═════ INPUT RECORDS

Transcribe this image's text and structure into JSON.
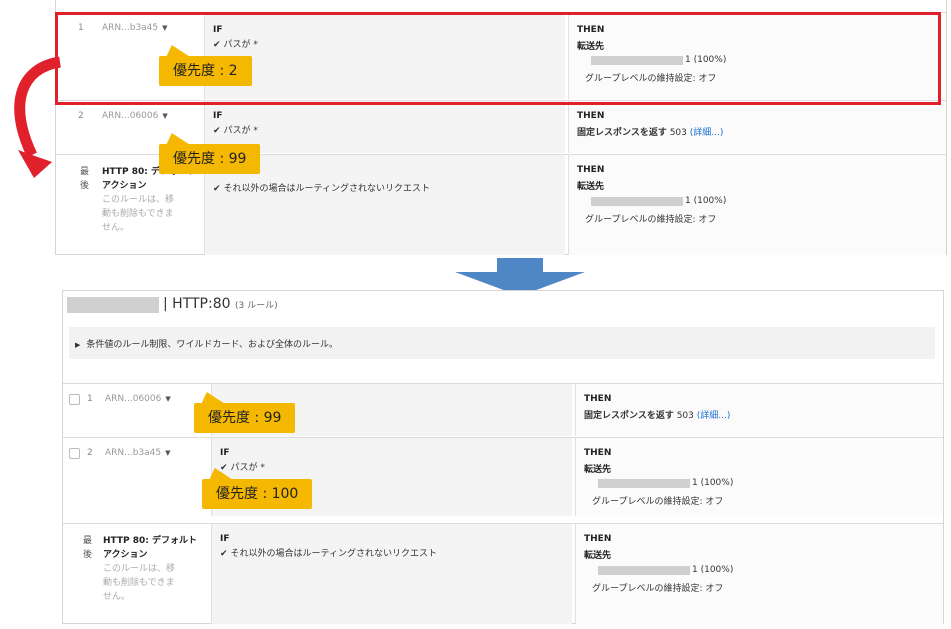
{
  "top_panel": {
    "rows": [
      {
        "index": "1",
        "arn": "ARN...b3a45",
        "if_label": "IF",
        "if_text": "パスが *",
        "then_label": "THEN",
        "action": "転送先",
        "weight": "1 (100%)",
        "stickiness": "グループレベルの維持設定: オフ"
      },
      {
        "index": "2",
        "arn": "ARN...06006",
        "if_label": "IF",
        "if_text": "パスが *",
        "then_label": "THEN",
        "action": "固定レスポンスを返す",
        "code": "503",
        "detail": "(詳細...)"
      }
    ],
    "default_row": {
      "last": "最後",
      "title": "HTTP 80: デフォルトアクション",
      "note": "このルールは、移動も削除もできません。",
      "if_text": "それ以外の場合はルーティングされないリクエスト",
      "then_label": "THEN",
      "action": "転送先",
      "weight": "1 (100%)",
      "stickiness": "グループレベルの維持設定: オフ"
    },
    "badges": [
      "優先度 : 2",
      "優先度 : 99"
    ]
  },
  "bottom_panel": {
    "header": "| HTTP:80",
    "rule_count": "(3 ルール)",
    "info": "条件値のルール制限、ワイルドカード、および全体のルール。",
    "rows": [
      {
        "index": "1",
        "arn": "ARN...06006",
        "then_label": "THEN",
        "action": "固定レスポンスを返す",
        "code": "503",
        "detail": "(詳細...)"
      },
      {
        "index": "2",
        "arn": "ARN...b3a45",
        "if_label": "IF",
        "if_text": "パスが *",
        "then_label": "THEN",
        "action": "転送先",
        "weight": "1 (100%)",
        "stickiness": "グループレベルの維持設定: オフ"
      }
    ],
    "default_row": {
      "last": "最後",
      "title": "HTTP 80: デフォルトアクション",
      "note": "このルールは、移動も削除もできません。",
      "if_label": "IF",
      "if_text": "それ以外の場合はルーティングされないリクエスト",
      "then_label": "THEN",
      "action": "転送先",
      "weight": "1 (100%)",
      "stickiness": "グループレベルの維持設定: オフ"
    },
    "badges": [
      "優先度 : 99",
      "優先度 : 100"
    ]
  },
  "colors": {
    "highlight": "#e0202a",
    "badge": "#f5b800",
    "arrow": "#4f86c6",
    "link": "#1a6fd6"
  },
  "icons": [
    "check-icon",
    "caret-down-icon",
    "curved-red-arrow",
    "down-arrow"
  ]
}
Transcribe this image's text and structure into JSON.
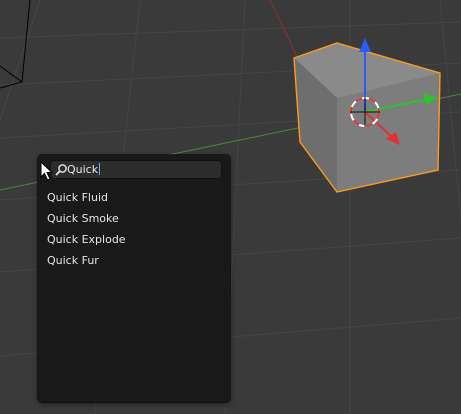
{
  "search": {
    "query": "Quick"
  },
  "results": [
    {
      "label": "Quick Fluid"
    },
    {
      "label": "Quick Smoke"
    },
    {
      "label": "Quick Explode"
    },
    {
      "label": "Quick Fur"
    }
  ],
  "icons": {
    "search": "magnifier-icon",
    "pointer": "mouse-pointer-icon",
    "manipulator": "transform-manipulator-icon"
  },
  "colors": {
    "viewport_bg": "#3a3a3a",
    "grid_line": "#454545",
    "axis_x": "#8b2f2f",
    "axis_y": "#4f8a2f",
    "selection_outline": "#ff9a1e",
    "cube_top": "#8a8a8a",
    "cube_front": "#7d7d7d",
    "cube_side": "#6e6e6e",
    "gizmo_z": "#2a5cff",
    "gizmo_y": "#2ec22e",
    "gizmo_x": "#e03030",
    "popup_bg": "#191919",
    "field_bg": "#2c2c2c",
    "text": "#e6e6e6"
  }
}
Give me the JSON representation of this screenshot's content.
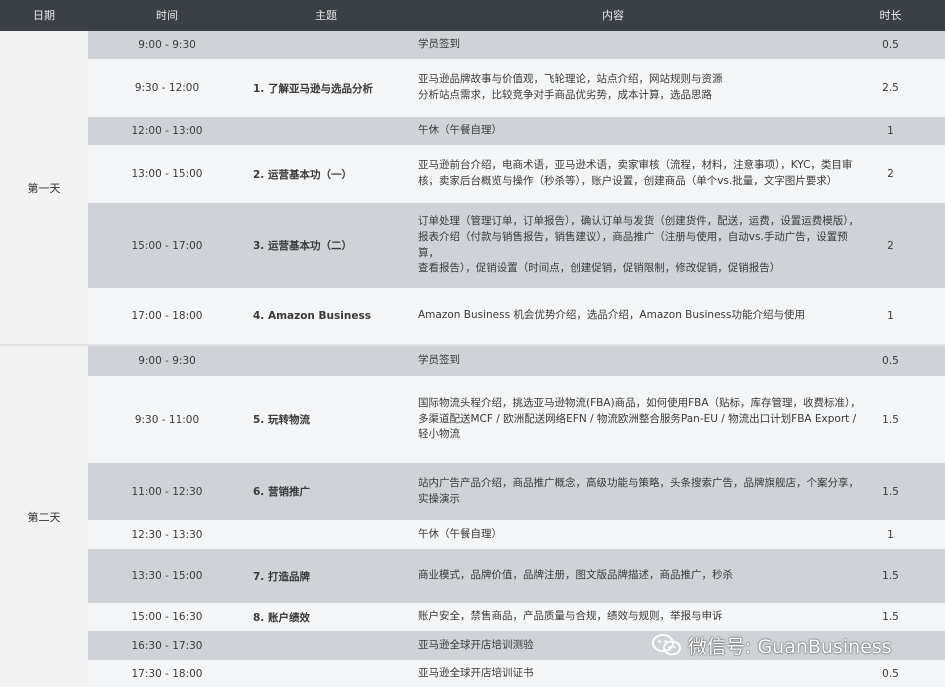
{
  "header": {
    "date": "日期",
    "time": "时间",
    "topic": "主题",
    "content": "内容",
    "duration": "时长"
  },
  "days": [
    "第一天",
    "第二天"
  ],
  "rows": [
    {
      "time": "9:00 - 9:30",
      "topic": "",
      "content": "学员签到",
      "duration": "0.5"
    },
    {
      "time": "9:30 - 12:00",
      "topic": "1. 了解亚马逊与选品分析",
      "content": "亚马逊品牌故事与价值观，飞轮理论，站点介绍，网站规则与资源\n分析站点需求，比较竞争对手商品优劣势，成本计算，选品思路",
      "duration": "2.5"
    },
    {
      "time": "12:00 - 13:00",
      "topic": "",
      "content": "午休（午餐自理）",
      "duration": "1"
    },
    {
      "time": "13:00 - 15:00",
      "topic": "2. 运营基本功（一）",
      "content": "亚马逊前台介绍，电商术语，亚马逊术语，卖家审核（流程，材料，注意事项），KYC，类目审\n核，卖家后台概览与操作（秒杀等），账户设置，创建商品（单个vs.批量，文字图片要求）",
      "duration": "2"
    },
    {
      "time": "15:00 - 17:00",
      "topic": "3. 运营基本功（二）",
      "content": "订单处理（管理订单，订单报告），确认订单与发货（创建货件，配送，运费，设置运费模版），\n报表介绍（付款与销售报告，销售建议），商品推广（注册与使用，自动vs.手动广告，设置预算，\n查看报告），促销设置（时间点，创建促销，促销限制，修改促销，促销报告）",
      "duration": "2"
    },
    {
      "time": "17:00 - 18:00",
      "topic": "4. Amazon Business",
      "content": "Amazon Business 机会优势介绍，选品介绍，Amazon Business功能介绍与使用",
      "duration": "1"
    },
    {
      "time": "9:00 - 9:30",
      "topic": "",
      "content": "学员签到",
      "duration": "0.5"
    },
    {
      "time": "9:30 - 11:00",
      "topic": "5. 玩转物流",
      "content": "国际物流头程介绍，挑选亚马逊物流(FBA)商品，如何使用FBA（贴标，库存管理，收费标准），\n多渠道配送MCF / 欧洲配送网络EFN / 物流欧洲整合服务Pan-EU / 物流出口计划FBA Export /\n轻小物流",
      "duration": "1.5"
    },
    {
      "time": "11:00 - 12:30",
      "topic": "6. 营销推广",
      "content": "站内广告产品介绍，商品推广概念，高级功能与策略，头条搜索广告，品牌旗舰店，个案分享，\n实操演示",
      "duration": "1.5"
    },
    {
      "time": "12:30 - 13:30",
      "topic": "",
      "content": "午休（午餐自理）",
      "duration": "1"
    },
    {
      "time": "13:30 - 15:00",
      "topic": "7. 打造品牌",
      "content": "商业模式，品牌价值，品牌注册，图文版品牌描述，商品推广，秒杀",
      "duration": "1.5"
    },
    {
      "time": "15:00 - 16:30",
      "topic": "8. 账户绩效",
      "content": "账户安全，禁售商品，产品质量与合规，绩效与规则，举报与申诉",
      "duration": "1.5"
    },
    {
      "time": "16:30 - 17:30",
      "topic": "",
      "content": "亚马逊全球开店培训测验",
      "duration": ""
    },
    {
      "time": "17:30 - 18:00",
      "topic": "",
      "content": "亚马逊全球开店培训证书",
      "duration": "0.5"
    }
  ],
  "watermark": {
    "text": "微信号: GuanBusiness",
    "icon": "wechat-icon"
  }
}
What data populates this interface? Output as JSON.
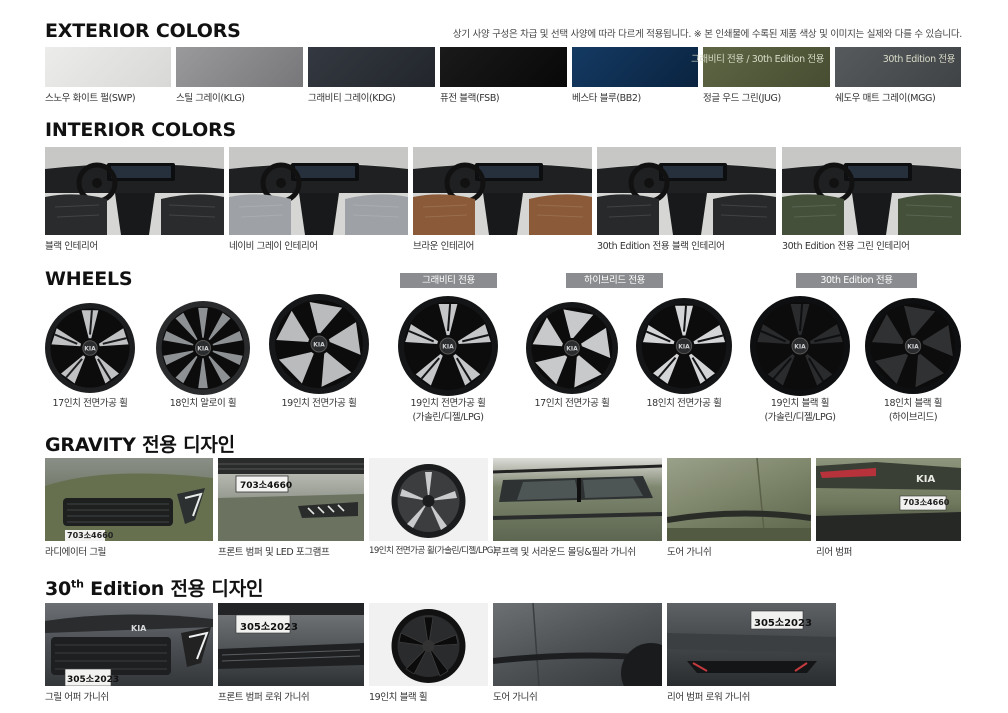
{
  "disclaimer": "상기 사양 구성은 차급 및 선택 사양에 따라 다르게 적용됩니다. ※ 본 인쇄물에 수록된 제품 색상 및 이미지는 실제와 다를 수 있습니다.",
  "exterior": {
    "title": "EXTERIOR COLORS",
    "colors": [
      {
        "label": "스노우 화이트 펄(SWP)",
        "color": "#e4e4e2"
      },
      {
        "label": "스틸 그레이(KLG)",
        "color": "#8a8a8c"
      },
      {
        "label": "그래비티 그레이(KDG)",
        "color": "#2b2f36"
      },
      {
        "label": "퓨전 블랙(FSB)",
        "color": "#101010"
      },
      {
        "label": "베스타 블루(BB2)",
        "color": "#0d2c4f"
      },
      {
        "label": "정글 우드 그린(JUG)",
        "color": "#545b3c",
        "tag": "그래비티 전용 / 30th Edition 전용"
      },
      {
        "label": "쉐도우 매트 그레이(MGG)",
        "color": "#4b4f52",
        "tag": "30th Edition 전용"
      }
    ]
  },
  "interior": {
    "title": "INTERIOR COLORS",
    "items": [
      {
        "label": "블랙 인테리어",
        "seat": "#2a2b2c"
      },
      {
        "label": "네이비 그레이 인테리어",
        "seat": "#9ea2a6"
      },
      {
        "label": "브라운 인테리어",
        "seat": "#8b5a38"
      },
      {
        "label": "30th Edition 전용 블랙 인테리어",
        "seat": "#27292a"
      },
      {
        "label": "30th Edition 전용 그린 인테리어",
        "seat": "#44503a"
      }
    ]
  },
  "wheels": {
    "title": "WHEELS",
    "badges": [
      "그래비티 전용",
      "하이브리드 전용",
      "30th Edition 전용"
    ],
    "items": [
      {
        "line1": "17인치 전면가공 휠",
        "line2": ""
      },
      {
        "line1": "18인치 알로이 휠",
        "line2": ""
      },
      {
        "line1": "19인치 전면가공 휠",
        "line2": ""
      },
      {
        "line1": "19인치 전면가공 휠",
        "line2": "(가솔린/디젤/LPG)"
      },
      {
        "line1": "17인치 전면가공 휠",
        "line2": ""
      },
      {
        "line1": "18인치 전면가공 휠",
        "line2": ""
      },
      {
        "line1": "19인치 블랙 휠",
        "line2": "(가솔린/디젤/LPG)"
      },
      {
        "line1": "18인치 블랙 휠",
        "line2": "(하이브리드)"
      }
    ]
  },
  "gravity": {
    "title": "GRAVITY 전용 디자인",
    "plate": "703소4660",
    "items": [
      "라디에이터 그릴",
      "프론트 범퍼 및 LED 포그램프",
      "19인치 전면가공 휠(가솔린/디젤/LPG)",
      "루프랙 및 서라운드 몰딩&필라 가니쉬",
      "도어 가니쉬",
      "리어 범퍼"
    ]
  },
  "edition30": {
    "title_main": "30",
    "title_sup": "th",
    "title_rest": " Edition 전용 디자인",
    "plate": "305소2023",
    "items": [
      "그릴 어퍼 가니쉬",
      "프론트 범퍼 로워 가니쉬",
      "19인치 블랙 휠",
      "도어 가니쉬",
      "리어 범퍼 로워 가니쉬"
    ]
  }
}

══════════

Your answer should be a single number: the count of lines that contain "그래비티".

3